═══ DATA EXTRACT

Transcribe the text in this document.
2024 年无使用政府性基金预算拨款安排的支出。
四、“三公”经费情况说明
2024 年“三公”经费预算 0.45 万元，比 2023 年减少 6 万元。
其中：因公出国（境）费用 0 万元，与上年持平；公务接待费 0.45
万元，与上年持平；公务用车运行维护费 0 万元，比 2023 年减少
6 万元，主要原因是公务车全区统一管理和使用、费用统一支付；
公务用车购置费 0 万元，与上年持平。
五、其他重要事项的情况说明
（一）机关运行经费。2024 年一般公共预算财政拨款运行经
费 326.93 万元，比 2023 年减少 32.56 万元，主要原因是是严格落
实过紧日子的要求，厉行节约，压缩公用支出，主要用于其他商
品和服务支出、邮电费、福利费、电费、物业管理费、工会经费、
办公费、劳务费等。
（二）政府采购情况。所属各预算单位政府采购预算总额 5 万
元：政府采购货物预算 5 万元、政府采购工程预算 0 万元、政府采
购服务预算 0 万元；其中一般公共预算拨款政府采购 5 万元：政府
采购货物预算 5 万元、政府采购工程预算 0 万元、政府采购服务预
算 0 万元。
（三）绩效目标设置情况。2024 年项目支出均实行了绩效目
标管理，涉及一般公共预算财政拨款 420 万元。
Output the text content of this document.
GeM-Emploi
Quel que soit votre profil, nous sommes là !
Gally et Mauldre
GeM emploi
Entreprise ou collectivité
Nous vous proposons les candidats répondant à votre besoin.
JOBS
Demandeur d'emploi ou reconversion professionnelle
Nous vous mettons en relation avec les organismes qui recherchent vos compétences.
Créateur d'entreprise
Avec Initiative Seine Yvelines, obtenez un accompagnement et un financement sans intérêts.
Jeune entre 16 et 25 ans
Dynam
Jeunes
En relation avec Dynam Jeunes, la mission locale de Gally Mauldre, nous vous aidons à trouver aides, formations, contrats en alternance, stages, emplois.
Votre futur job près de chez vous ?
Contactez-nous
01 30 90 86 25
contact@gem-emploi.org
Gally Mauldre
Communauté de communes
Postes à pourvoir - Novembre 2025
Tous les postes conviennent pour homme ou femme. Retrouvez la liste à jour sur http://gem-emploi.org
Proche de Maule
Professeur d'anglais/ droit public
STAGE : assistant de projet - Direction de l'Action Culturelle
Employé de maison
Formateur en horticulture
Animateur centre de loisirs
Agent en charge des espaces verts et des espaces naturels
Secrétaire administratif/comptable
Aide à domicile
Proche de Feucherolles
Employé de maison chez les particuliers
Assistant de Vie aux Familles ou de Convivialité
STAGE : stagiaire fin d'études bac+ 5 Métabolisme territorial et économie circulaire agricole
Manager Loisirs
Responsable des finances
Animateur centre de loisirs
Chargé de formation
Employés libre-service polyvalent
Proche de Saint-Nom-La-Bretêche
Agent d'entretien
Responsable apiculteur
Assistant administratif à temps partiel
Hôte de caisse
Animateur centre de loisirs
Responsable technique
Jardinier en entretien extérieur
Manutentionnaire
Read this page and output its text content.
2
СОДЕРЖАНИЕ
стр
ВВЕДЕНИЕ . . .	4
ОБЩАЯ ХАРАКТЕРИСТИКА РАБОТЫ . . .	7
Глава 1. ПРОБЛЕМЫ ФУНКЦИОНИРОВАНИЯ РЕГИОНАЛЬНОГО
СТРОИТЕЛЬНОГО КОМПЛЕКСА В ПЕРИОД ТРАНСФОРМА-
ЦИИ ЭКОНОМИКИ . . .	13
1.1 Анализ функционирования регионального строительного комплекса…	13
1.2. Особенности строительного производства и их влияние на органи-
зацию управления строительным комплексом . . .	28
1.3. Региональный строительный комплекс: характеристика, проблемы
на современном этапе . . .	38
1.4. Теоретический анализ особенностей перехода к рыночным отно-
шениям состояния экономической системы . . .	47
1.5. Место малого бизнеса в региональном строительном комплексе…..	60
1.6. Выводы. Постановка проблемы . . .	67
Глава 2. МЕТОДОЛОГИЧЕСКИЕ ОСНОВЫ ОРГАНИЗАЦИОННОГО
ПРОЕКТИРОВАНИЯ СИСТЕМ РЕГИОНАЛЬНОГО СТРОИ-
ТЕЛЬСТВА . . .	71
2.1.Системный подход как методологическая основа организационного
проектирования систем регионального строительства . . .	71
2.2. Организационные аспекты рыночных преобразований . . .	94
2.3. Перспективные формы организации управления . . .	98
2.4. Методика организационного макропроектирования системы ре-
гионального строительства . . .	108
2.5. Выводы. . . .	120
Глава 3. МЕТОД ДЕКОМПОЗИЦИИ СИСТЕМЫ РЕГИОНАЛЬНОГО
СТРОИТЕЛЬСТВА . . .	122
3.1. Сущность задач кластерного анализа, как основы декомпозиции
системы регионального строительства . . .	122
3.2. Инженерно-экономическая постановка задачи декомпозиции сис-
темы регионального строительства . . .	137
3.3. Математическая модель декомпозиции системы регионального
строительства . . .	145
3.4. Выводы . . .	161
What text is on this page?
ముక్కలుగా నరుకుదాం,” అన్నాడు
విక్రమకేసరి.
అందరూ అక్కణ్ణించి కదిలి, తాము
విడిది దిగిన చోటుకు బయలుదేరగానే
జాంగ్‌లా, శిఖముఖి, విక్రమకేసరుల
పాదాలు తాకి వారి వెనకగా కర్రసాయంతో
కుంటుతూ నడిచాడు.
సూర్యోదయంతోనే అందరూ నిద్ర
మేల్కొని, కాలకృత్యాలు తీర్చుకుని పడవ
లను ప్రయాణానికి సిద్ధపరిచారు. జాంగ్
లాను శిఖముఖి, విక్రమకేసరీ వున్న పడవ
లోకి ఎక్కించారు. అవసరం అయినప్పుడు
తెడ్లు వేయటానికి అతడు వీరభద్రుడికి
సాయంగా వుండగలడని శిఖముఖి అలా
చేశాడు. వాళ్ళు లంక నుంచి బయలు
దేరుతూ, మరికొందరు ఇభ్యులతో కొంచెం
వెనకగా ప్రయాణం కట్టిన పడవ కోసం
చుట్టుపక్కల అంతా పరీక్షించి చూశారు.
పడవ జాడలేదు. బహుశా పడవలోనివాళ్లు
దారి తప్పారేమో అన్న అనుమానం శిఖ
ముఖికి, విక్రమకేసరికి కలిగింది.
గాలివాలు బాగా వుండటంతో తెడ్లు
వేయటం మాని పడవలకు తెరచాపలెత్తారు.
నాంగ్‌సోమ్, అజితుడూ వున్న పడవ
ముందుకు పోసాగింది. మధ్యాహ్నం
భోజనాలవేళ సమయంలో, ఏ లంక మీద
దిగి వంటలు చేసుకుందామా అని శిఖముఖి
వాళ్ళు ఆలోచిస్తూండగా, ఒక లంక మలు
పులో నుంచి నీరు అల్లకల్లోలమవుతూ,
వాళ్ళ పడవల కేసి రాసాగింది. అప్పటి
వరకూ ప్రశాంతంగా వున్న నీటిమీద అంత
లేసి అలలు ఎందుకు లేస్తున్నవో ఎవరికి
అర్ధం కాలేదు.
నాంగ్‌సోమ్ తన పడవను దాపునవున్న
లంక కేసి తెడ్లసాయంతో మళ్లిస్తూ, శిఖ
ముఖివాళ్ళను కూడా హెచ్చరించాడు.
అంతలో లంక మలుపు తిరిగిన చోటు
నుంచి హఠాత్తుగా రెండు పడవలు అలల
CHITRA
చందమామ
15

══════

WHAT THE EXERCISE ASKS: Write out every line exactly as it stands.

COMPLETE OUTPUT:
Transcribe the text in this document.
2024 年无使用政府性基金预算拨款安排的支出。
四、“三公”经费情况说明
2024 年“三公”经费预算 0.45 万元，比 2023 年减少 6 万元。
其中：因公出国（境）费用 0 万元，与上年持平；公务接待费 0.45
万元，与上年持平；公务用车运行维护费 0 万元，比 2023 年减少
6 万元，主要原因是公务车全区统一管理和使用、费用统一支付；
公务用车购置费 0 万元，与上年持平。
五、其他重要事项的情况说明
（一）机关运行经费。2024 年一般公共预算财政拨款运行经
费 326.93 万元，比 2023 年减少 32.56 万元，主要原因是是严格落
实过紧日子的要求，厉行节约，压缩公用支出，主要用于其他商
品和服务支出、邮电费、福利费、电费、物业管理费、工会经费、
办公费、劳务费等。
（二）政府采购情况。所属各预算单位政府采购预算总额 5 万
元：政府采购货物预算 5 万元、政府采购工程预算 0 万元、政府采
购服务预算 0 万元；其中一般公共预算拨款政府采购 5 万元：政府
采购货物预算 5 万元、政府采购工程预算 0 万元、政府采购服务预
算 0 万元。
（三）绩效目标设置情况。2024 年项目支出均实行了绩效目
标管理，涉及一般公共预算财政拨款 420 万元。
Output the text content of this document.
GeM-Emploi
Quel que soit votre profil, nous sommes là !
Gally et Mauldre
GeM emploi
Entreprise ou collectivité
Nous vous proposons les candidats répondant à votre besoin.
JOBS
Demandeur d'emploi ou reconversion professionnelle
Nous vous mettons en relation avec les organismes qui recherchent vos compétences.
Créateur d'entreprise
Avec Initiative Seine Yvelines, obtenez un accompagnement et un financement sans intérêts.
Jeune entre 16 et 25 ans
Dynam
Jeunes
En relation avec Dynam Jeunes, la mission locale de Gally Mauldre, nous vous aidons à trouver aides, formations, contrats en alternance, stages, emplois.
Votre futur job près de chez vous ?
Contactez-nous
01 30 90 86 25
contact@gem-emploi.org
Gally Mauldre
Communauté de communes
Postes à pourvoir - Novembre 2025
Tous les postes conviennent pour homme ou femme. Retrouvez la liste à jour sur http://gem-emploi.org
Proche de Maule
Professeur d'anglais/ droit public
STAGE : assistant de projet - Direction de l'Action Culturelle
Employé de maison
Formateur en horticulture
Animateur centre de loisirs
Agent en charge des espaces verts et des espaces naturels
Secrétaire administratif/comptable
Aide à domicile
Proche de Feucherolles
Employé de maison chez les particuliers
Assistant de Vie aux Familles ou de Convivialité
STAGE : stagiaire fin d'études bac+ 5 Métabolisme territorial et économie circulaire agricole
Manager Loisirs
Responsable des finances
Animateur centre de loisirs
Chargé de formation
Employés libre-service polyvalent
Proche de Saint-Nom-La-Bretêche
Agent d'entretien
Responsable apiculteur
Assistant administratif à temps partiel
Hôte de caisse
Animateur centre de loisirs
Responsable technique
Jardinier en entretien extérieur
Manutentionnaire
Read this page and output its text content.
2
СОДЕРЖАНИЕ
стр
ВВЕДЕНИЕ . . .	4
ОБЩАЯ ХАРАКТЕРИСТИКА РАБОТЫ . . .	7
Глава 1. ПРОБЛЕМЫ ФУНКЦИОНИРОВАНИЯ РЕГИОНАЛЬНОГО
СТРОИТЕЛЬНОГО КОМПЛЕКСА В ПЕРИОД ТРАНСФОРМА-
ЦИИ ЭКОНОМИКИ . . .	13
1.1 Анализ функционирования регионального строительного комплекса…	13
1.2. Особенности строительного производства и их влияние на органи-
зацию управления строительным комплексом . . .	28
1.3. Региональный строительный комплекс: характеристика, проблемы
на современном этапе . . .	38
1.4. Теоретический анализ особенностей перехода к рыночным отно-
шениям состояния экономической системы . . .	47
1.5. Место малого бизнеса в региональном строительном комплексе…..	60
1.6. Выводы. Постановка проблемы . . .	67
Глава 2. МЕТОДОЛОГИЧЕСКИЕ ОСНОВЫ ОРГАНИЗАЦИОННОГО
ПРОЕКТИРОВАНИЯ СИСТЕМ РЕГИОНАЛЬНОГО СТРОИ-
ТЕЛЬСТВА . . .	71
2.1.Системный подход как методологическая основа организационного
проектирования систем регионального строительства . . .	71
2.2. Организационные аспекты рыночных преобразований . . .	94
2.3. Перспективные формы организации управления . . .	98
2.4. Методика организационного макропроектирования системы ре-
гионального строительства . . .	108
2.5. Выводы. . . .	120
Глава 3. МЕТОД ДЕКОМПОЗИЦИИ СИСТЕМЫ РЕГИОНАЛЬНОГО
СТРОИТЕЛЬСТВА . . .	122
3.1. Сущность задач кластерного анализа, как основы декомпозиции
системы регионального строительства . . .	122
3.2. Инженерно-экономическая постановка задачи декомпозиции сис-
темы регионального строительства . . .	137
3.3. Математическая модель декомпозиции системы регионального
строительства . . .	145
3.4. Выводы . . .	161
What text is on this page?
ముక్కలుగా నరుకుదాం,” అన్నాడు
విక్రమకేసరి.
అందరూ అక్కణ్ణించి కదిలి, తాము
విడిది దిగిన చోటుకు బయలుదేరగానే
జాంగ్‌లా, శిఖముఖి, విక్రమకేసరుల
పాదాలు తాకి వారి వెనకగా కర్రసాయంతో
కుంటుతూ నడిచాడు.
సూర్యోదయంతోనే అందరూ నిద్ర
మేల్కొని, కాలకృత్యాలు తీర్చుకుని పడవ
లను ప్రయాణానికి సిద్ధపరిచారు. జాంగ్
లాను శిఖముఖి, విక్రమకేసరీ వున్న పడవ
లోకి ఎక్కించారు. అవసరం అయినప్పుడు
తెడ్లు వేయటానికి అతడు వీరభద్రుడికి
సాయంగా వుండగలడని శిఖముఖి అలా
చేశాడు. వాళ్ళు లంక నుంచి బయలు
దేరుతూ, మరికొందరు ఇభ్యులతో కొంచెం
వెనకగా ప్రయాణం కట్టిన పడవ కోసం
చుట్టుపక్కల అంతా పరీక్షించి చూశారు.
పడవ జాడలేదు. బహుశా పడవలోనివాళ్లు
దారి తప్పారేమో అన్న అనుమానం శిఖ
ముఖికి, విక్రమకేసరికి కలిగింది.
గాలివాలు బాగా వుండటంతో తెడ్లు
వేయటం మాని పడవలకు తెరచాపలెత్తారు.
నాంగ్‌సోమ్, అజితుడూ వున్న పడవ
ముందుకు పోసాగింది. మధ్యాహ్నం
భోజనాలవేళ సమయంలో, ఏ లంక మీద
దిగి వంటలు చేసుకుందామా అని శిఖముఖి
వాళ్ళు ఆలోచిస్తూండగా, ఒక లంక మలు
పులో నుంచి నీరు అల్లకల్లోలమవుతూ,
వాళ్ళ పడవల కేసి రాసాగింది. అప్పటి
వరకూ ప్రశాంతంగా వున్న నీటిమీద అంత
లేసి అలలు ఎందుకు లేస్తున్నవో ఎవరికి
అర్ధం కాలేదు.
నాంగ్‌సోమ్ తన పడవను దాపునవున్న
లంక కేసి తెడ్లసాయంతో మళ్లిస్తూ, శిఖ
ముఖివాళ్ళను కూడా హెచ్చరించాడు.
అంతలో లంక మలుపు తిరిగిన చోటు
నుంచి హఠాత్తుగా రెండు పడవలు అలల
CHITRA
చందమామ
15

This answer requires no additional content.